**Given instruction**
Write the data below out exactly as it stands. Do not include the pictures.

--

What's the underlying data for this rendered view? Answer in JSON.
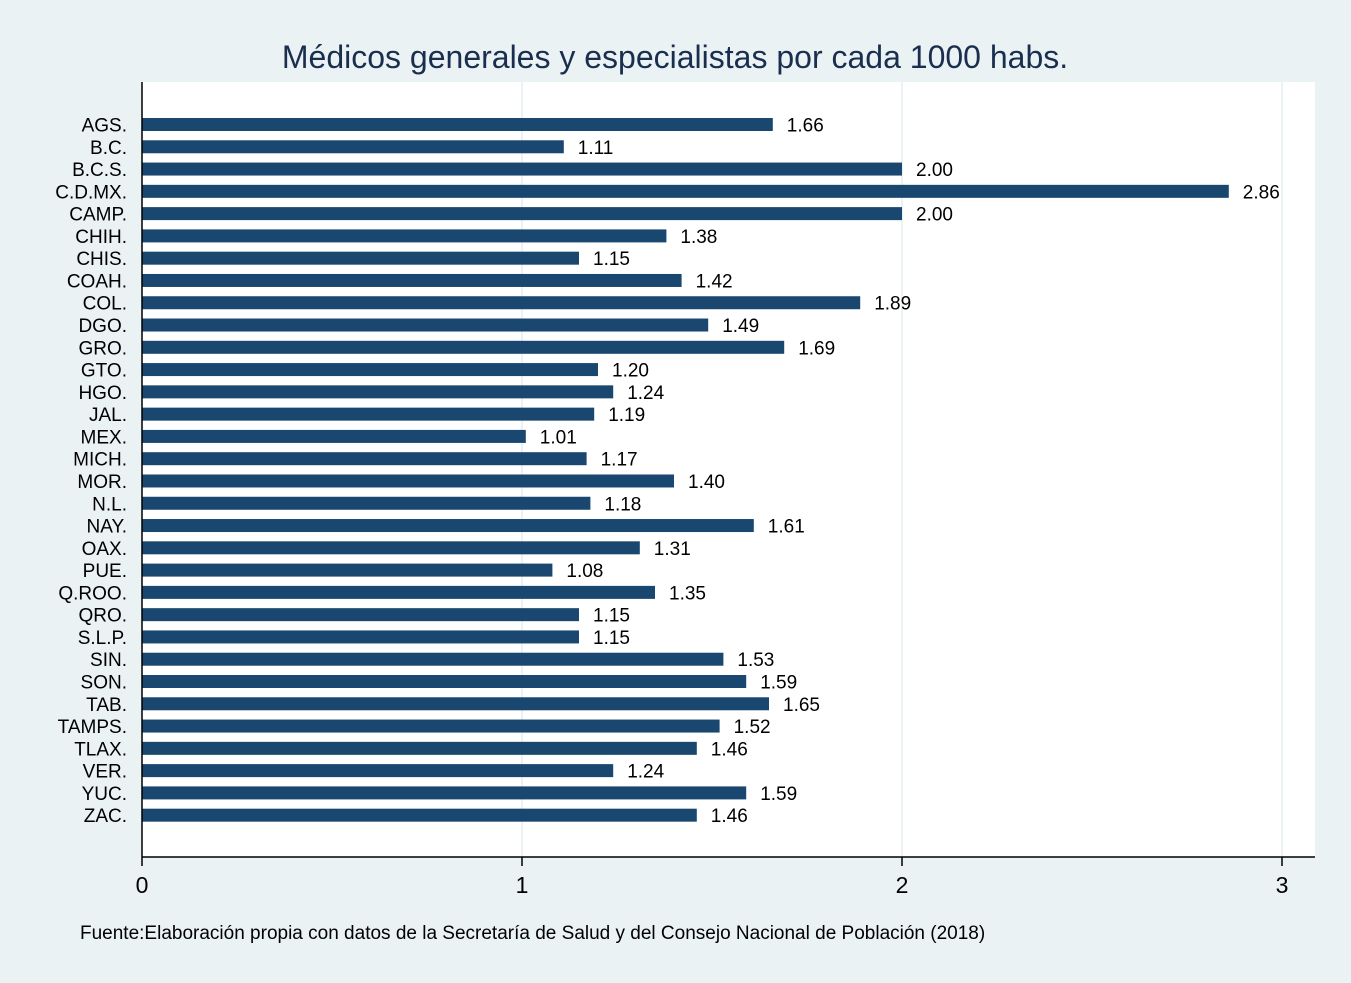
{
  "chart_data": {
    "type": "bar",
    "orientation": "horizontal",
    "title": "Médicos generales y especialistas por cada 1000 habs.",
    "xlabel": "",
    "ylabel": "",
    "categories": [
      "AGS.",
      "B.C.",
      "B.C.S.",
      "C.D.MX.",
      "CAMP.",
      "CHIH.",
      "CHIS.",
      "COAH.",
      "COL.",
      "DGO.",
      "GRO.",
      "GTO.",
      "HGO.",
      "JAL.",
      "MEX.",
      "MICH.",
      "MOR.",
      "N.L.",
      "NAY.",
      "OAX.",
      "PUE.",
      "Q.ROO.",
      "QRO.",
      "S.L.P.",
      "SIN.",
      "SON.",
      "TAB.",
      "TAMPS.",
      "TLAX.",
      "VER.",
      "YUC.",
      "ZAC."
    ],
    "values": [
      1.66,
      1.11,
      2.0,
      2.86,
      2.0,
      1.38,
      1.15,
      1.42,
      1.89,
      1.49,
      1.69,
      1.2,
      1.24,
      1.19,
      1.01,
      1.17,
      1.4,
      1.18,
      1.61,
      1.31,
      1.08,
      1.35,
      1.15,
      1.15,
      1.53,
      1.59,
      1.65,
      1.52,
      1.46,
      1.24,
      1.59,
      1.46
    ],
    "value_labels": [
      "1.66",
      "1.11",
      "2.00",
      "2.86",
      "2.00",
      "1.38",
      "1.15",
      "1.42",
      "1.89",
      "1.49",
      "1.69",
      "1.20",
      "1.24",
      "1.19",
      "1.01",
      "1.17",
      "1.40",
      "1.18",
      "1.61",
      "1.31",
      "1.08",
      "1.35",
      "1.15",
      "1.15",
      "1.53",
      "1.59",
      "1.65",
      "1.52",
      "1.46",
      "1.24",
      "1.59",
      "1.46"
    ],
    "xlim": [
      0,
      3
    ],
    "xticks": [
      0,
      1,
      2,
      3
    ],
    "xtick_labels": [
      "0",
      "1",
      "2",
      "3"
    ],
    "grid": true,
    "bar_color": "#1a476f",
    "background_color": "#eaf2f3",
    "plot_background_color": "#ffffff",
    "grid_color": "#eaf2f3",
    "title_color": "#1a2f4f"
  },
  "footnote": "Fuente:Elaboración propia con datos de la Secretaría de Salud y del Consejo Nacional de Población (2018)"
}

--

**Final answer**
What's the underlying data for this rendered view? Answer in JSON.
{
  "chart_data": {
    "type": "bar",
    "orientation": "horizontal",
    "title": "Médicos generales y especialistas por cada 1000 habs.",
    "xlabel": "",
    "ylabel": "",
    "categories": [
      "AGS.",
      "B.C.",
      "B.C.S.",
      "C.D.MX.",
      "CAMP.",
      "CHIH.",
      "CHIS.",
      "COAH.",
      "COL.",
      "DGO.",
      "GRO.",
      "GTO.",
      "HGO.",
      "JAL.",
      "MEX.",
      "MICH.",
      "MOR.",
      "N.L.",
      "NAY.",
      "OAX.",
      "PUE.",
      "Q.ROO.",
      "QRO.",
      "S.L.P.",
      "SIN.",
      "SON.",
      "TAB.",
      "TAMPS.",
      "TLAX.",
      "VER.",
      "YUC.",
      "ZAC."
    ],
    "values": [
      1.66,
      1.11,
      2.0,
      2.86,
      2.0,
      1.38,
      1.15,
      1.42,
      1.89,
      1.49,
      1.69,
      1.2,
      1.24,
      1.19,
      1.01,
      1.17,
      1.4,
      1.18,
      1.61,
      1.31,
      1.08,
      1.35,
      1.15,
      1.15,
      1.53,
      1.59,
      1.65,
      1.52,
      1.46,
      1.24,
      1.59,
      1.46
    ],
    "value_labels": [
      "1.66",
      "1.11",
      "2.00",
      "2.86",
      "2.00",
      "1.38",
      "1.15",
      "1.42",
      "1.89",
      "1.49",
      "1.69",
      "1.20",
      "1.24",
      "1.19",
      "1.01",
      "1.17",
      "1.40",
      "1.18",
      "1.61",
      "1.31",
      "1.08",
      "1.35",
      "1.15",
      "1.15",
      "1.53",
      "1.59",
      "1.65",
      "1.52",
      "1.46",
      "1.24",
      "1.59",
      "1.46"
    ],
    "xlim": [
      0,
      3
    ],
    "xticks": [
      0,
      1,
      2,
      3
    ],
    "xtick_labels": [
      "0",
      "1",
      "2",
      "3"
    ],
    "grid": true,
    "bar_color": "#1a476f",
    "background_color": "#eaf2f3",
    "plot_background_color": "#ffffff",
    "grid_color": "#eaf2f3",
    "title_color": "#1a2f4f"
  },
  "footnote": "Fuente:Elaboración propia con datos de la Secretaría de Salud y del Consejo Nacional de Población (2018)"
}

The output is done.